## Start

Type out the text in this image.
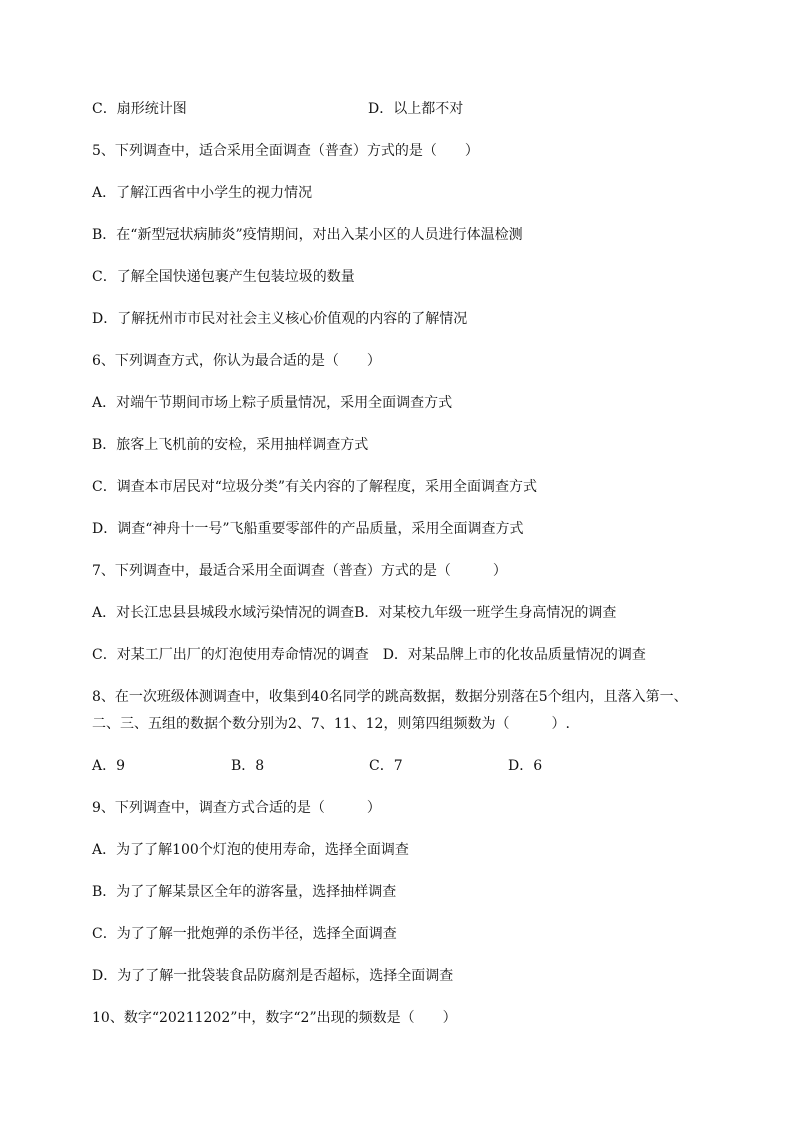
C．扇形统计图	D．以上都不对
5、下列调查中，适合采用全面调查（普查）方式的是（　　）
A．了解江西省中小学生的视力情况
B．在“新型冠状病肺炎”疫情期间，对出入某小区的人员进行体温检测
C．了解全国快递包裹产生包装垃圾的数量
D．了解抚州市市民对社会主义核心价值观的内容的了解情况
6、下列调查方式，你认为最合适的是（　　）
A．对端午节期间市场上粽子质量情况，采用全面调查方式
B．旅客上飞机前的安检，采用抽样调查方式
C．调查本市居民对“垃圾分类”有关内容的了解程度，采用全面调查方式
D．调查“神舟十一号”飞船重要零部件的产品质量，采用全面调查方式
7、下列调查中，最适合采用全面调查（普查）方式的是（　　　）
A．对长江忠县县城段水域污染情况的调查B．对某校九年级一班学生身高情况的调查
C．对某工厂出厂的灯泡使用寿命情况的调查　D．对某品牌上市的化妆品质量情况的调查
8、在一次班级体测调查中，收集到40名同学的跳高数据，数据分别落在5个组内，且落入第一、
二、三、五组的数据个数分别为2、7、11、12，则第四组频数为（　　　）.
A．9	B．8	C．7	D．6
9、下列调查中，调查方式合适的是（　　　）
A．为了了解100个灯泡的使用寿命，选择全面调查
B．为了了解某景区全年的游客量，选择抽样调查
C．为了了解一批炮弹的杀伤半径，选择全面调查
D．为了了解一批袋装食品防腐剂是否超标，选择全面调查
10、数字“20211202”中，数字“2”出现的频数是（　　）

## End

Aim of the exercise:
Leave the images out, please, and restate each line word for word.

Result for this task:
Type out the text in this image.
C．扇形统计图	D．以上都不对
5、下列调查中，适合采用全面调查（普查）方式的是（　　）
A．了解江西省中小学生的视力情况
B．在“新型冠状病肺炎”疫情期间，对出入某小区的人员进行体温检测
C．了解全国快递包裹产生包装垃圾的数量
D．了解抚州市市民对社会主义核心价值观的内容的了解情况
6、下列调查方式，你认为最合适的是（　　）
A．对端午节期间市场上粽子质量情况，采用全面调查方式
B．旅客上飞机前的安检，采用抽样调查方式
C．调查本市居民对“垃圾分类”有关内容的了解程度，采用全面调查方式
D．调查“神舟十一号”飞船重要零部件的产品质量，采用全面调查方式
7、下列调查中，最适合采用全面调查（普查）方式的是（　　　）
A．对长江忠县县城段水域污染情况的调查B．对某校九年级一班学生身高情况的调查
C．对某工厂出厂的灯泡使用寿命情况的调查　D．对某品牌上市的化妆品质量情况的调查
8、在一次班级体测调查中，收集到40名同学的跳高数据，数据分别落在5个组内，且落入第一、
二、三、五组的数据个数分别为2、7、11、12，则第四组频数为（　　　）.
A．9	B．8	C．7	D．6
9、下列调查中，调查方式合适的是（　　　）
A．为了了解100个灯泡的使用寿命，选择全面调查
B．为了了解某景区全年的游客量，选择抽样调查
C．为了了解一批炮弹的杀伤半径，选择全面调查
D．为了了解一批袋装食品防腐剂是否超标，选择全面调查
10、数字“20211202”中，数字“2”出现的频数是（　　）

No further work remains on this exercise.